### Requirement
Show only lines that include "document".

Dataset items
⟨
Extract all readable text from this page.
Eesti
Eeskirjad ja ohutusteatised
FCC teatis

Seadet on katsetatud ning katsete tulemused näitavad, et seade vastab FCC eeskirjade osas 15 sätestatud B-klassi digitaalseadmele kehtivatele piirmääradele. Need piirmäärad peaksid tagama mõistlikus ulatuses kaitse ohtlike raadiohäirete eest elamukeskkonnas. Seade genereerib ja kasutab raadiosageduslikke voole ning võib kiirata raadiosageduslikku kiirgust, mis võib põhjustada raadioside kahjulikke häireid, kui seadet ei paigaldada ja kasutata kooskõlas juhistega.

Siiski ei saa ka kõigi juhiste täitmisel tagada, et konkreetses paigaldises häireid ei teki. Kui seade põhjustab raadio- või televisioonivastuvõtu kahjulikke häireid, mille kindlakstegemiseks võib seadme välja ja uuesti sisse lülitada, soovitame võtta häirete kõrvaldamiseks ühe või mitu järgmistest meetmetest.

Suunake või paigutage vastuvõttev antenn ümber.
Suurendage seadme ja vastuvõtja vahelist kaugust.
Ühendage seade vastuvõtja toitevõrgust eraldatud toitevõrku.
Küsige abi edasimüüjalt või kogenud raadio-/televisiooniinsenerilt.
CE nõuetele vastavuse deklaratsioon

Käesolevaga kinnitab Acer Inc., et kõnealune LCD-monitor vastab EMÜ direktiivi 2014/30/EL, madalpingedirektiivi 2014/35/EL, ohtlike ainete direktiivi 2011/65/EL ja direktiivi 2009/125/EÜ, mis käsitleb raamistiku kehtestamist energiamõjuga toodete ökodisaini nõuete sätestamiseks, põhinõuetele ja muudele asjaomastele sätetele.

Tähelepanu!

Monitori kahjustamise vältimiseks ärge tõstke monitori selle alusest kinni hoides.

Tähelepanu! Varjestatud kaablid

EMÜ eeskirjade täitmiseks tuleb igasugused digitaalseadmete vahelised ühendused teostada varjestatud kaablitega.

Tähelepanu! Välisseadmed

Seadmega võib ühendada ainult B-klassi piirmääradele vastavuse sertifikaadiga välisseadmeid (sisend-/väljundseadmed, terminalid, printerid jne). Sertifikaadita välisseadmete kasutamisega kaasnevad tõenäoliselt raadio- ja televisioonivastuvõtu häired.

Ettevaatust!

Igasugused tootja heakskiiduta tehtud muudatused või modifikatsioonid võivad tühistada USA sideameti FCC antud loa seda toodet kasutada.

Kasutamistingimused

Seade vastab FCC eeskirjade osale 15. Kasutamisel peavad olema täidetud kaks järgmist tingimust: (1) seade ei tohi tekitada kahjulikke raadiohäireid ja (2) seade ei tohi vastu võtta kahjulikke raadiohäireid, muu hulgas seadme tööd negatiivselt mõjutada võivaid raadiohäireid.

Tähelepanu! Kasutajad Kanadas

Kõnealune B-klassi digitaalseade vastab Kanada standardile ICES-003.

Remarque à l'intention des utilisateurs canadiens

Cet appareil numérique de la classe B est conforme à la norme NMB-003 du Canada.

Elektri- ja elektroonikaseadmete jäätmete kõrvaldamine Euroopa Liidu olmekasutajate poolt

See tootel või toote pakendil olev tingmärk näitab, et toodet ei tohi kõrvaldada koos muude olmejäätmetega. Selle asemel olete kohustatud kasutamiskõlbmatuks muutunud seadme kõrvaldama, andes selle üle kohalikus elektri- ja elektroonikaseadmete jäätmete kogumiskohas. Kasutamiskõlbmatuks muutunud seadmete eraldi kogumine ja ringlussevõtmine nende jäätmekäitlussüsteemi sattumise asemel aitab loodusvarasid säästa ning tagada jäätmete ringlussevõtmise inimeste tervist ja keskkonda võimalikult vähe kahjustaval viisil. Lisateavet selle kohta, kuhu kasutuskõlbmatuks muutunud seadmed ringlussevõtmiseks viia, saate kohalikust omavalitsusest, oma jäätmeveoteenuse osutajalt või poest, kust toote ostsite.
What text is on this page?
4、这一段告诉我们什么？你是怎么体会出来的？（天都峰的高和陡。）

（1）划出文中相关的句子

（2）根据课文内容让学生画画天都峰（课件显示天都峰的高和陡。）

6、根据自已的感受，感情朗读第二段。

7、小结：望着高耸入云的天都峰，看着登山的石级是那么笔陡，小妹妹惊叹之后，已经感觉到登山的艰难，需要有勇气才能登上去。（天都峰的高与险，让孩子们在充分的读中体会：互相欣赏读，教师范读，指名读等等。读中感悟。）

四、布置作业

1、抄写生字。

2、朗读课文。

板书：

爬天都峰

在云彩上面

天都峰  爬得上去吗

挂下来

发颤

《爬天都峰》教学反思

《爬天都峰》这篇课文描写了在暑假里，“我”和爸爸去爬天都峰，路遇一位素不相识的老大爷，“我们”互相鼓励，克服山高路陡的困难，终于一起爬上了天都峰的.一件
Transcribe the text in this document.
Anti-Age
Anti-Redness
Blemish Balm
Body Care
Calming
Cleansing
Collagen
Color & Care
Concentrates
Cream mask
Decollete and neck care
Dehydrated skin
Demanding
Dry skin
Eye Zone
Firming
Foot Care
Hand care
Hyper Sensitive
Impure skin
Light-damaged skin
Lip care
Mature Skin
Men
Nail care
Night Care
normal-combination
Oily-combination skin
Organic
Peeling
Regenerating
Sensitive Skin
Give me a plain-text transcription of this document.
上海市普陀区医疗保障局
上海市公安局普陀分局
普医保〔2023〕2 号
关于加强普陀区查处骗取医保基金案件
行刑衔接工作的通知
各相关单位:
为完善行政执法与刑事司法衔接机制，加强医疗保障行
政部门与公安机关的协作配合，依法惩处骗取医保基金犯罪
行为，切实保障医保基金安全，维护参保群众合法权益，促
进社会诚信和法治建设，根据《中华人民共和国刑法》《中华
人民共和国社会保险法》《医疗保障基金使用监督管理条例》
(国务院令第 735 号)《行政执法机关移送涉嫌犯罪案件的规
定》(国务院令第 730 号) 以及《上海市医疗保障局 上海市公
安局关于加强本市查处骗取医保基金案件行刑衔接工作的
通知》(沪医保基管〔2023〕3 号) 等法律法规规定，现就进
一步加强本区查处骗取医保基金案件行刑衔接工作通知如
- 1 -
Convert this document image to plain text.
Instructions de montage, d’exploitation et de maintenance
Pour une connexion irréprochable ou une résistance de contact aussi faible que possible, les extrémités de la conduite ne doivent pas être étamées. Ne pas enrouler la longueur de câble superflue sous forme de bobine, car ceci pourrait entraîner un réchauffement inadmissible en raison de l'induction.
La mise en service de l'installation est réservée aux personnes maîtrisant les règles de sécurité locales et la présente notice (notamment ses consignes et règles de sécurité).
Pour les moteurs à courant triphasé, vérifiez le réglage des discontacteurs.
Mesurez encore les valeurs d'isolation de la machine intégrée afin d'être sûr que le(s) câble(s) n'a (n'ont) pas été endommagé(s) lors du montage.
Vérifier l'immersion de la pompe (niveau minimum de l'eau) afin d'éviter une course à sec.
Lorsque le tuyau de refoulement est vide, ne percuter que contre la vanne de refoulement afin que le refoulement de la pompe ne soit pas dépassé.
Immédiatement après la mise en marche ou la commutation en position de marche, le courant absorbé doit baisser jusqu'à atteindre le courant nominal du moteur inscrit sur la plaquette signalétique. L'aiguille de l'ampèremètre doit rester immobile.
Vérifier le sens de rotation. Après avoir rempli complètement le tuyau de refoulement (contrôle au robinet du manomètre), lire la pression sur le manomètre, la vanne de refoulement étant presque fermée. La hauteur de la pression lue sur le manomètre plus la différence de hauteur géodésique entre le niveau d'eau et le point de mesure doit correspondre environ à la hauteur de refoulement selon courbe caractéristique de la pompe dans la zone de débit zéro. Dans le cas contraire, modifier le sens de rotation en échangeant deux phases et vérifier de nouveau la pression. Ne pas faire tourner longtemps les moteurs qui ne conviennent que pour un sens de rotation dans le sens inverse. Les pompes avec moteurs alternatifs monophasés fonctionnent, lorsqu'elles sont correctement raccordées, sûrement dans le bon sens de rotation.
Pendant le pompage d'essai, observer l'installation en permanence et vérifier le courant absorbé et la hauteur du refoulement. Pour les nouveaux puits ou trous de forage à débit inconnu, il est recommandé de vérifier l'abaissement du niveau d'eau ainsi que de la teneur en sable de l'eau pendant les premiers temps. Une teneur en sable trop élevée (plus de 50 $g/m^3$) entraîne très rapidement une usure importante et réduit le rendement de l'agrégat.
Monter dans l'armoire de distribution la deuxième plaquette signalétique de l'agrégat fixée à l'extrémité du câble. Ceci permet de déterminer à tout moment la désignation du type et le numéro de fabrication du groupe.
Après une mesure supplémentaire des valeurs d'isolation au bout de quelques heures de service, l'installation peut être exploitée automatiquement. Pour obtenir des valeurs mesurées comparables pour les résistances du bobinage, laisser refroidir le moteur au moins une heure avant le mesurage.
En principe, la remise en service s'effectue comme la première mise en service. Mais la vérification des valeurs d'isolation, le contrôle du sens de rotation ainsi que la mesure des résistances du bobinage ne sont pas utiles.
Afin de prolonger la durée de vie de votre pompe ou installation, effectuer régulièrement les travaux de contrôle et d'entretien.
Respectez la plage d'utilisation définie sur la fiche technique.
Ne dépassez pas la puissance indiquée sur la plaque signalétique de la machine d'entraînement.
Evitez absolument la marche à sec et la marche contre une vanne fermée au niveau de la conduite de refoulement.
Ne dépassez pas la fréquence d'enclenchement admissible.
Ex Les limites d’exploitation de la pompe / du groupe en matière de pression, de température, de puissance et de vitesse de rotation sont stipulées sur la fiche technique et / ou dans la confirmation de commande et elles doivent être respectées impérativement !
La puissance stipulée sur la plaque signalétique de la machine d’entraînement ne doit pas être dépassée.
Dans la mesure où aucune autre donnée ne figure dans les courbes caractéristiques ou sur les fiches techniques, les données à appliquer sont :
⟩
### The result
Transcribe the text in this document.
Give me a plain-text transcription of this document.
Convert this document image to plain text.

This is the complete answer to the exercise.